BEGIN PROVIDED INFORMATION

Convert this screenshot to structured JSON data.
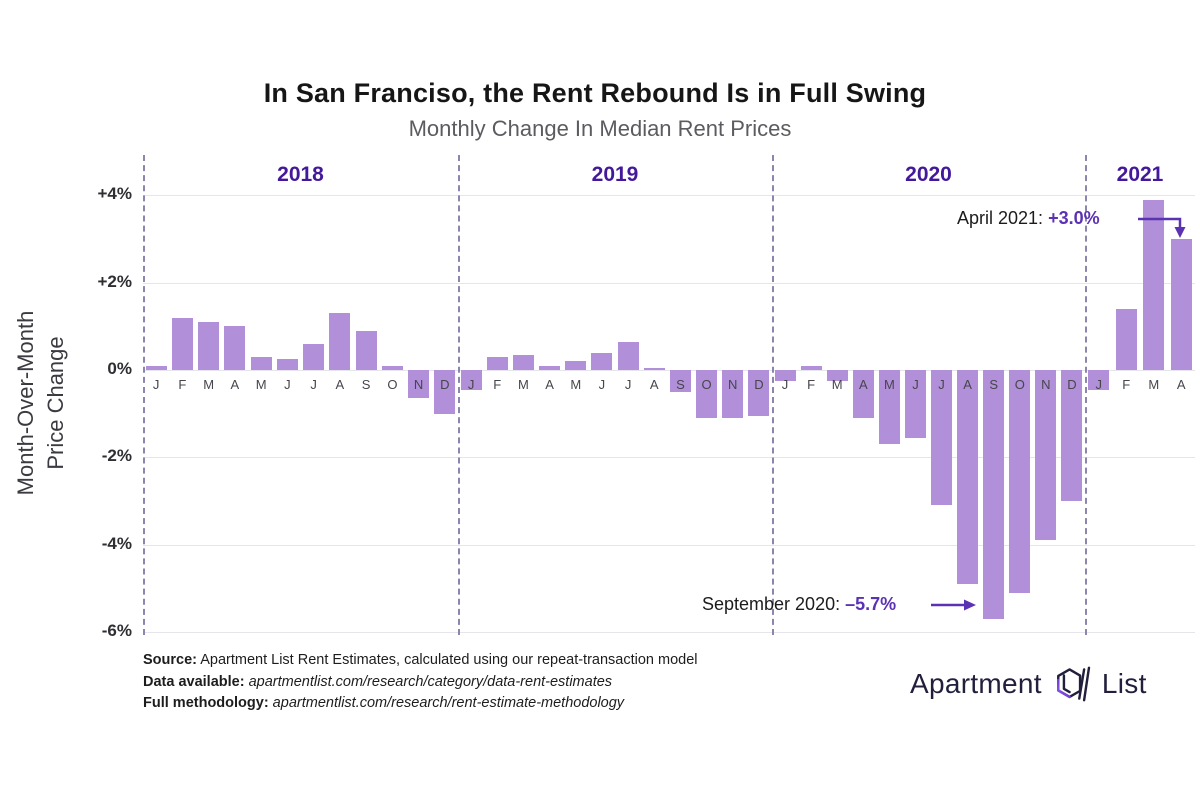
{
  "title": "In San Franciso, the Rent Rebound Is in Full Swing",
  "subtitle": "Monthly Change In Median Rent Prices",
  "y_axis": {
    "line1": "Month-Over-Month",
    "line2": "Price Change"
  },
  "annotations": {
    "april": {
      "label": "April 2021: ",
      "value": "+3.0%"
    },
    "september": {
      "label": "September 2020: ",
      "value": "–5.7%"
    }
  },
  "source": {
    "source_label": "Source:",
    "source_text": " Apartment List Rent Estimates, calculated using our repeat-transaction model",
    "data_label": "Data available:",
    "data_text": " apartmentlist.com/research/category/data-rent-estimates",
    "method_label": "Full methodology:",
    "method_text": " apartmentlist.com/research/rent-estimate-methodology"
  },
  "logo": {
    "word1": "Apartment",
    "word2": "List"
  },
  "colors": {
    "bar": "#b18fd9",
    "year_label": "#44189b",
    "annotation_accent": "#5b32b4",
    "divider": "#8a86ae",
    "gridline": "#e6e5ec"
  },
  "chart_data": {
    "type": "bar",
    "title": "In San Franciso, the Rent Rebound Is in Full Swing",
    "subtitle": "Monthly Change In Median Rent Prices",
    "ylabel": "Month-Over-Month Price Change",
    "unit": "percent",
    "ylim": [
      -6,
      4
    ],
    "grid": true,
    "yticks": [
      {
        "value": 4,
        "label": "+4%"
      },
      {
        "value": 2,
        "label": "+2%"
      },
      {
        "value": 0,
        "label": "0%"
      },
      {
        "value": -2,
        "label": "-2%"
      },
      {
        "value": -4,
        "label": "-4%"
      },
      {
        "value": -6,
        "label": "-6%"
      }
    ],
    "years": [
      {
        "year": "2018",
        "months": [
          "J",
          "F",
          "M",
          "A",
          "M",
          "J",
          "J",
          "A",
          "S",
          "O",
          "N",
          "D"
        ],
        "values": [
          0.1,
          1.2,
          1.1,
          1.0,
          0.3,
          0.25,
          0.6,
          1.3,
          0.9,
          0.1,
          -0.65,
          -1.0
        ]
      },
      {
        "year": "2019",
        "months": [
          "J",
          "F",
          "M",
          "A",
          "M",
          "J",
          "J",
          "A",
          "S",
          "O",
          "N",
          "D"
        ],
        "values": [
          -0.45,
          0.3,
          0.35,
          0.1,
          0.2,
          0.4,
          0.65,
          0.05,
          -0.5,
          -1.1,
          -1.1,
          -1.05
        ]
      },
      {
        "year": "2020",
        "months": [
          "J",
          "F",
          "M",
          "A",
          "M",
          "J",
          "J",
          "A",
          "S",
          "O",
          "N",
          "D"
        ],
        "values": [
          -0.25,
          0.1,
          -0.25,
          -1.1,
          -1.7,
          -1.55,
          -3.1,
          -4.9,
          -5.7,
          -5.1,
          -3.9,
          -3.0
        ]
      },
      {
        "year": "2021",
        "months": [
          "J",
          "F",
          "M",
          "A"
        ],
        "values": [
          -0.45,
          1.4,
          3.9,
          3.0
        ]
      }
    ],
    "callouts": [
      {
        "text": "April 2021: +3.0%",
        "points_to": {
          "year": "2021",
          "month_index": 3
        }
      },
      {
        "text": "September 2020: –5.7%",
        "points_to": {
          "year": "2020",
          "month_index": 8
        }
      }
    ]
  }
}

END PROVIDED INFORMATION

▶ [WRITTEN INSTRUCTION] Go through the records. Copy each line where "subtitle" appears.

▶ [TASK ANSWER]
  "subtitle": "Monthly Change In Median Rent Prices",
    "subtitle": "Monthly Change In Median Rent Prices",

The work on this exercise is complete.